- Problem requirements
Below are the records; locate each line with the word "screenshot" and copy it.

(Stored data)

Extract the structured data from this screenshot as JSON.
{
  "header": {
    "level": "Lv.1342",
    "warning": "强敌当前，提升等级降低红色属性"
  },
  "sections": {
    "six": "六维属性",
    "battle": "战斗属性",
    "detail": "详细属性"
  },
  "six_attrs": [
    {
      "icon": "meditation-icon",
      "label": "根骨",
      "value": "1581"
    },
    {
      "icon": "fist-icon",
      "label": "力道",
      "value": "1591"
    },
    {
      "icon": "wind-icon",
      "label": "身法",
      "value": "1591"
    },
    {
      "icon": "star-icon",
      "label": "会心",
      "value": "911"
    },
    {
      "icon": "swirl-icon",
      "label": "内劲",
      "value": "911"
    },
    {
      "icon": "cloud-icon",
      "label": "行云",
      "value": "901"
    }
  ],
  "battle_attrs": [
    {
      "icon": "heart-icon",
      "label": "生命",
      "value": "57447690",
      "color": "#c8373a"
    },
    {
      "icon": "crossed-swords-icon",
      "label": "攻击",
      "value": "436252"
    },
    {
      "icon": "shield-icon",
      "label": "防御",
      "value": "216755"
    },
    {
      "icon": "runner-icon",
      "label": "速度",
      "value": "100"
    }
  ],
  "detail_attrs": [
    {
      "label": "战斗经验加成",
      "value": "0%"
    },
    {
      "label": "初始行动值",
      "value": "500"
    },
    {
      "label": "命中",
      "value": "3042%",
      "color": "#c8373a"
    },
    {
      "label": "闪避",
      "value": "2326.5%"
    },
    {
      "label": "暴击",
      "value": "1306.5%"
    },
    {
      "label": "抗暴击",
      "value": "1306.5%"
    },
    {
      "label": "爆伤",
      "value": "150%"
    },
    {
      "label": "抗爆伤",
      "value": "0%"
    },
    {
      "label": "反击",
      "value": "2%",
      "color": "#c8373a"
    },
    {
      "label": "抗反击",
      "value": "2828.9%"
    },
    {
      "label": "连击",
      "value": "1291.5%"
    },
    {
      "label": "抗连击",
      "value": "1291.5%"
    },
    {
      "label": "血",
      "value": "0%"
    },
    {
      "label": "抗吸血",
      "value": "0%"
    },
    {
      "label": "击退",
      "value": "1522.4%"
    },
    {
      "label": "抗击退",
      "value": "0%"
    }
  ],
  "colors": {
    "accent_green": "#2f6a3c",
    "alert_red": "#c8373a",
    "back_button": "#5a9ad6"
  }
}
...
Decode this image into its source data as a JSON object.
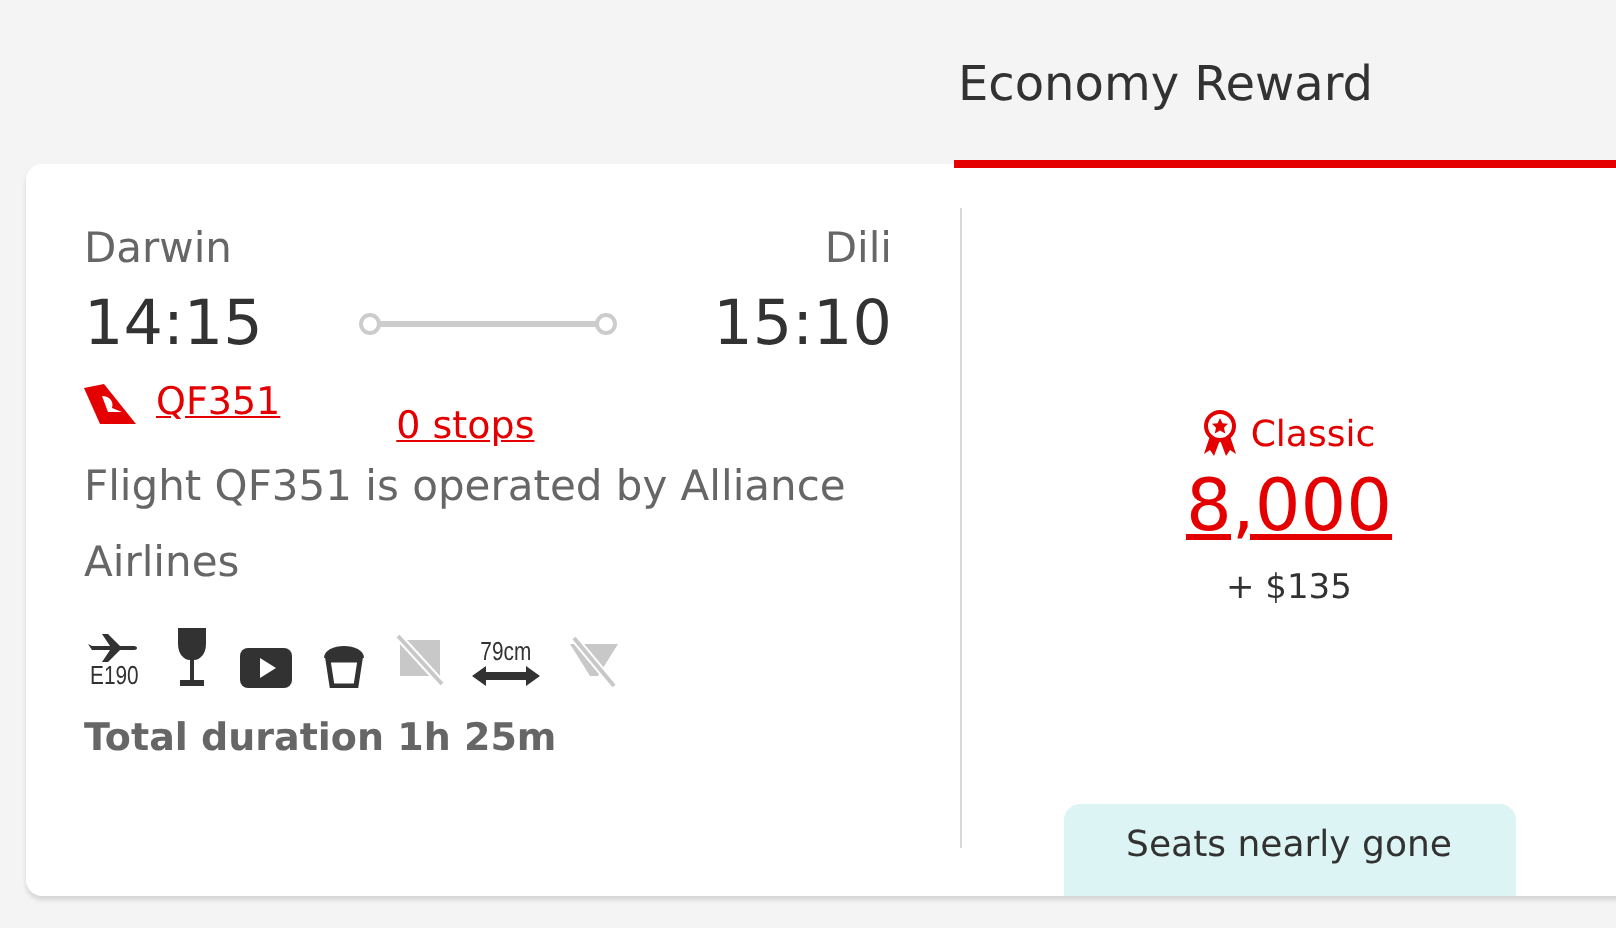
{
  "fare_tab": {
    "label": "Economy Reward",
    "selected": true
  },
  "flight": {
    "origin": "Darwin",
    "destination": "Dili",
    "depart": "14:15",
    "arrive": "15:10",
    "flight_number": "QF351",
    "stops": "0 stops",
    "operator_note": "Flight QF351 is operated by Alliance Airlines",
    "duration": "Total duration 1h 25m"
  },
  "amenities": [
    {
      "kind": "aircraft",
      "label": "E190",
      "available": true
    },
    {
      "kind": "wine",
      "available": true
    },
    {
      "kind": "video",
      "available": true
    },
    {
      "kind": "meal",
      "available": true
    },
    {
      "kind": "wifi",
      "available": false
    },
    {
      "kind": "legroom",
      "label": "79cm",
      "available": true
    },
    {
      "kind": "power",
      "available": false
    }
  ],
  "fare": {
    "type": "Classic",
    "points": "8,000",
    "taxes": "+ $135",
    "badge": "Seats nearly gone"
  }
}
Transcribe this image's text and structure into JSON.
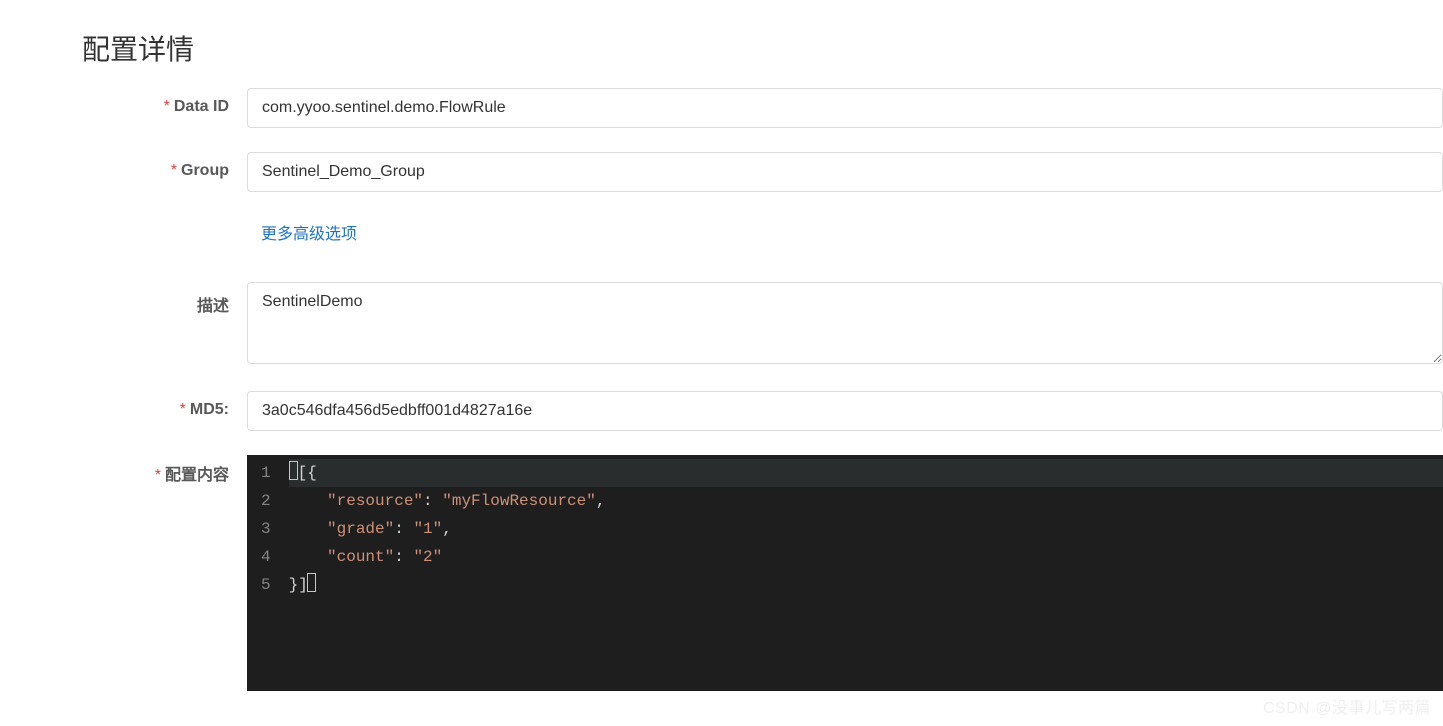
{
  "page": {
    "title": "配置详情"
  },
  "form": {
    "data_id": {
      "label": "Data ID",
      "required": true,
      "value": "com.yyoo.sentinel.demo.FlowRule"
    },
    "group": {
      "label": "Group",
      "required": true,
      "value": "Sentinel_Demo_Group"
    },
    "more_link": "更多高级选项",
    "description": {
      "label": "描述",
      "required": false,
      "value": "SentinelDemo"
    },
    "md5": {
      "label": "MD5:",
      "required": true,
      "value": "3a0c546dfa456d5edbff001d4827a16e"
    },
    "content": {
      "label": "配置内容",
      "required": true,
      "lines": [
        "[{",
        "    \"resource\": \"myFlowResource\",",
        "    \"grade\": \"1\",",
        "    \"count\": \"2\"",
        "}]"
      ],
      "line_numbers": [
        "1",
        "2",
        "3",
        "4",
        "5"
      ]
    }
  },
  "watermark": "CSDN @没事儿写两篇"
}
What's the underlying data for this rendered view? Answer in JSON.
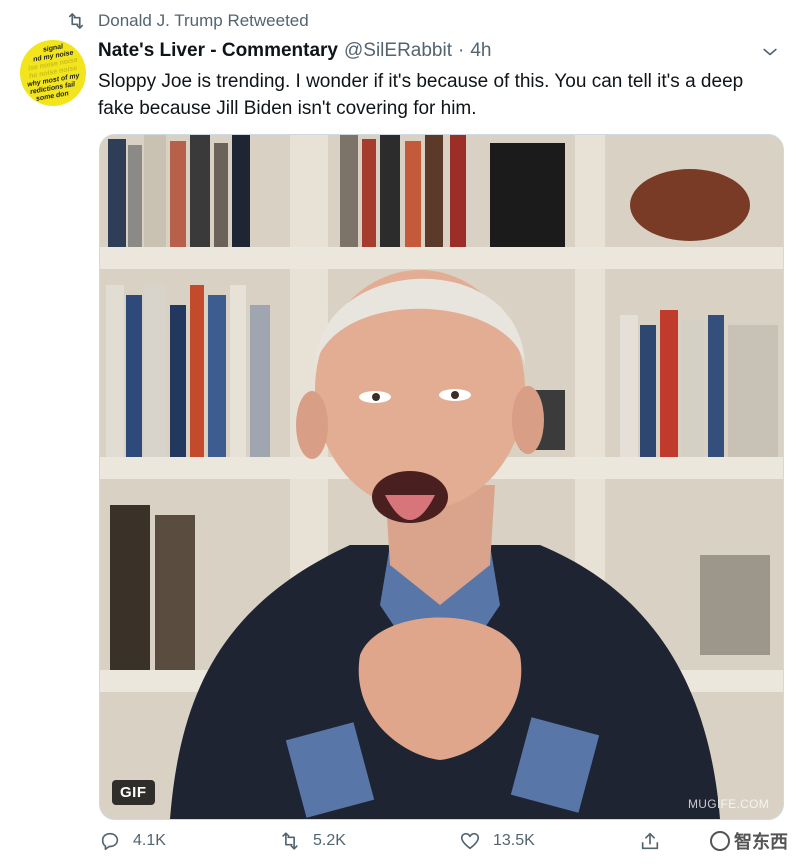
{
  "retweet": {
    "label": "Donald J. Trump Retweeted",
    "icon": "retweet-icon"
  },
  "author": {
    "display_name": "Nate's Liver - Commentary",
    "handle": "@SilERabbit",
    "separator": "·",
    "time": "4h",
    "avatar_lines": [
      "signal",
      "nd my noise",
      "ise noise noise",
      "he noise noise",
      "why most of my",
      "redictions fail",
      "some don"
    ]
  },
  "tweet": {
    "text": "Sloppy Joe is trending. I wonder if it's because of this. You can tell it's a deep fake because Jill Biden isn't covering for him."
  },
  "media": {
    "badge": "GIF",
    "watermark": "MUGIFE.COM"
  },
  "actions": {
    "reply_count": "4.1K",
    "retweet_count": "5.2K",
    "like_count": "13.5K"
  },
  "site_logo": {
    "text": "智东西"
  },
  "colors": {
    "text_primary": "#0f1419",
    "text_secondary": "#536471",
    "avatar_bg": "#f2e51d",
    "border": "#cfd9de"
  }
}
* * *
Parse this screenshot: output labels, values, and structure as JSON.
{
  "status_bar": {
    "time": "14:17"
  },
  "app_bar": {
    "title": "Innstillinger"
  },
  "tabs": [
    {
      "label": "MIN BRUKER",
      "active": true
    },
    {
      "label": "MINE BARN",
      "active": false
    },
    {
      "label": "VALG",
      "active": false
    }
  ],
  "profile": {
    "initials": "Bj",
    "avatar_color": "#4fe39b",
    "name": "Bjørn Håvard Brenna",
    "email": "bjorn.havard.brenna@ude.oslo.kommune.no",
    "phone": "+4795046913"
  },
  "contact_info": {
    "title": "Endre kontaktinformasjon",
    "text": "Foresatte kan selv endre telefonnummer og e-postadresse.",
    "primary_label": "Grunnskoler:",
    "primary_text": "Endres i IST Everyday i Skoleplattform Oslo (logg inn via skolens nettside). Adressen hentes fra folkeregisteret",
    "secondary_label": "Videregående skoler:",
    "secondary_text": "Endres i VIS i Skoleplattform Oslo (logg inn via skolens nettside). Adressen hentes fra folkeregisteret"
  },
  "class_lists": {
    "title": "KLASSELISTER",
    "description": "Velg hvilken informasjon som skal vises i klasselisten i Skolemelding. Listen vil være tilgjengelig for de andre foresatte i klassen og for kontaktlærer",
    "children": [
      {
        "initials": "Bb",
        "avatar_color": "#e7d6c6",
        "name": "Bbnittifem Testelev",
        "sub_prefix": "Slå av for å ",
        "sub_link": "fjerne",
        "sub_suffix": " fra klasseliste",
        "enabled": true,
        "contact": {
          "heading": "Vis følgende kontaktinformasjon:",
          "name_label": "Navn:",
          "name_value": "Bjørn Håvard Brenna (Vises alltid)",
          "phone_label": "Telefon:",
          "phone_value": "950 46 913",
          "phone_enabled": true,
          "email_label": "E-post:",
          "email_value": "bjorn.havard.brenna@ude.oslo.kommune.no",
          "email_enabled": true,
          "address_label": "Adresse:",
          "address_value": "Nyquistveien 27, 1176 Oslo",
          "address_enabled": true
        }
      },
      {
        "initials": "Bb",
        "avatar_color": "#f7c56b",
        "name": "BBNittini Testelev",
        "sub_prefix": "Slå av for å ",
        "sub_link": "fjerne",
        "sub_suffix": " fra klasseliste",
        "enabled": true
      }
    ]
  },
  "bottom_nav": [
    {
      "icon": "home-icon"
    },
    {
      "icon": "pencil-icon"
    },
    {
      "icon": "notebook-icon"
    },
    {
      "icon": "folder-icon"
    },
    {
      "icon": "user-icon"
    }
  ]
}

- Written response
Extract the structured data from this screenshot as JSON.
Parse this screenshot: output labels, values, and structure as JSON.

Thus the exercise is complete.